Search the material below for the word "name" and copy every line in which it occurs.

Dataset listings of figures
+-------+
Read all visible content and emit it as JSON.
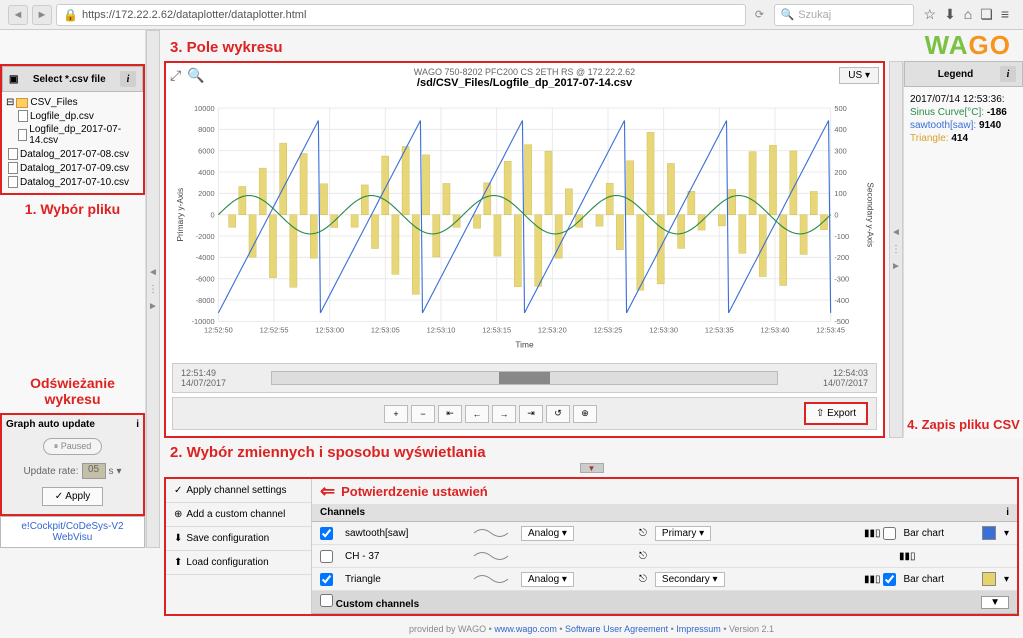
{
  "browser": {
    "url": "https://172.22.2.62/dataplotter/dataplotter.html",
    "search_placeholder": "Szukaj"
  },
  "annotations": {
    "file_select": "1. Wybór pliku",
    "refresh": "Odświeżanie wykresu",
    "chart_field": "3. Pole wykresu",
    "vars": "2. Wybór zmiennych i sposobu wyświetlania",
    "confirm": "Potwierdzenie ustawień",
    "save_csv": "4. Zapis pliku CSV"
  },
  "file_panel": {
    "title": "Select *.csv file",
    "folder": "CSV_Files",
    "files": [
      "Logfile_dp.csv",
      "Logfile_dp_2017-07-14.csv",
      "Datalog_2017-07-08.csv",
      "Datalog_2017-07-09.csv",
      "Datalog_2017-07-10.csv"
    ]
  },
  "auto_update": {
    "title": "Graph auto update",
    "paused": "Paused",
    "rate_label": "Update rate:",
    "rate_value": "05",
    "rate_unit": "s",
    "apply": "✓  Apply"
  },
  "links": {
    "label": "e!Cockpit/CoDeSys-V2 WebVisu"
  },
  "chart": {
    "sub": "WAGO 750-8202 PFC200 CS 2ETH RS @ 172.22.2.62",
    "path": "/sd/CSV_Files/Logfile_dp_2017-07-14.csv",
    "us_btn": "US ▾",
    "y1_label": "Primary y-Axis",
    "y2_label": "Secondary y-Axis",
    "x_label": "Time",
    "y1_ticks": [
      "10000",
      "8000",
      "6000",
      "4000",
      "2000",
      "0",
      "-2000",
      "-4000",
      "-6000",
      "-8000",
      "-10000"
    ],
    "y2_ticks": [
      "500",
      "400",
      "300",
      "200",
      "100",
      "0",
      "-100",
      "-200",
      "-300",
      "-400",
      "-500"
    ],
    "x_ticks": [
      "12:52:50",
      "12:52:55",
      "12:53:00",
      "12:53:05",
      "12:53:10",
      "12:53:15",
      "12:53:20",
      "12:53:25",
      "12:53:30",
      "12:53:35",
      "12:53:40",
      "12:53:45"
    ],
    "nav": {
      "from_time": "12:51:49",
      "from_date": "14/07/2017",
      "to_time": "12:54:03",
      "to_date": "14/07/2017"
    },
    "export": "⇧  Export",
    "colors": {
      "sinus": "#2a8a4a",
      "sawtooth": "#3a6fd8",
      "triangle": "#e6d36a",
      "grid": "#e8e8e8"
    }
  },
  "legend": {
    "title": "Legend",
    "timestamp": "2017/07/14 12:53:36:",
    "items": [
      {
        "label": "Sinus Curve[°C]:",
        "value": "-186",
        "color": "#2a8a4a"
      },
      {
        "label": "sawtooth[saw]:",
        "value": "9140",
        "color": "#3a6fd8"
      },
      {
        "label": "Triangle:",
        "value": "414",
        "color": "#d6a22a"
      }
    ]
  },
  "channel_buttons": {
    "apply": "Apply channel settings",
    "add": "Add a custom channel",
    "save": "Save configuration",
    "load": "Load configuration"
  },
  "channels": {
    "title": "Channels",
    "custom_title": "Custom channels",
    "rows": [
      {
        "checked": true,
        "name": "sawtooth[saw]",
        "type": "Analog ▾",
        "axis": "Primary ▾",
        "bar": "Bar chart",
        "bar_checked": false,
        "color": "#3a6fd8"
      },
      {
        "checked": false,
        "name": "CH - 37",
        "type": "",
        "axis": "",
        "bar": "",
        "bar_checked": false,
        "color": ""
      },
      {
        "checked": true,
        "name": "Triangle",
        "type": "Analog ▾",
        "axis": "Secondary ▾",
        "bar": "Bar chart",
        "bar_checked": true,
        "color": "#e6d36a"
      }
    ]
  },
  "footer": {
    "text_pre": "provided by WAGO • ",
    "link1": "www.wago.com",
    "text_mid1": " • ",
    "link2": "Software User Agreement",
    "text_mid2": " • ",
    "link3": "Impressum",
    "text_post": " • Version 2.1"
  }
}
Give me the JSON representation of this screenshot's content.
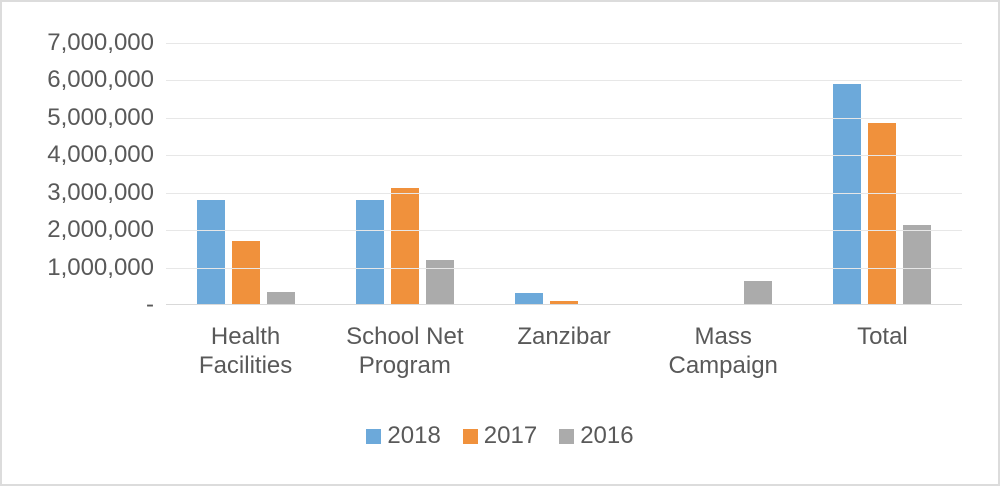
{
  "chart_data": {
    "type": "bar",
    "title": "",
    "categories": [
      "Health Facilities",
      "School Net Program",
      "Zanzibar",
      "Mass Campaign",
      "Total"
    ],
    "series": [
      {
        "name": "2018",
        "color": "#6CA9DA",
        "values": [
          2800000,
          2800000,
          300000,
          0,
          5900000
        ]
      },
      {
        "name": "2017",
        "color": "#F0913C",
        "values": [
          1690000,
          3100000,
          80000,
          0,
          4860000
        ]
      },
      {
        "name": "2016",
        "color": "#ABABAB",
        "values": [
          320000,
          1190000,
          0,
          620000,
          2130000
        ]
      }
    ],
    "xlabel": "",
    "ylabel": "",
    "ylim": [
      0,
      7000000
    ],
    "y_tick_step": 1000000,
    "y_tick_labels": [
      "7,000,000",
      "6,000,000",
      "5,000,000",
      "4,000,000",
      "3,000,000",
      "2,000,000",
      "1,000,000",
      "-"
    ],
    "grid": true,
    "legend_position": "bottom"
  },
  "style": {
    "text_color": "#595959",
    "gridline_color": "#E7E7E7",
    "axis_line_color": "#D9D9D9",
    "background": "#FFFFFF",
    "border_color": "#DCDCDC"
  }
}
+-------+
- FULL ANSWER
        "name": "sawtooth[saw]",
        "name": "CH - 37",
        "name": "Triangle",
        "name": "2018",
        "name": "2017",
        "name": "2016",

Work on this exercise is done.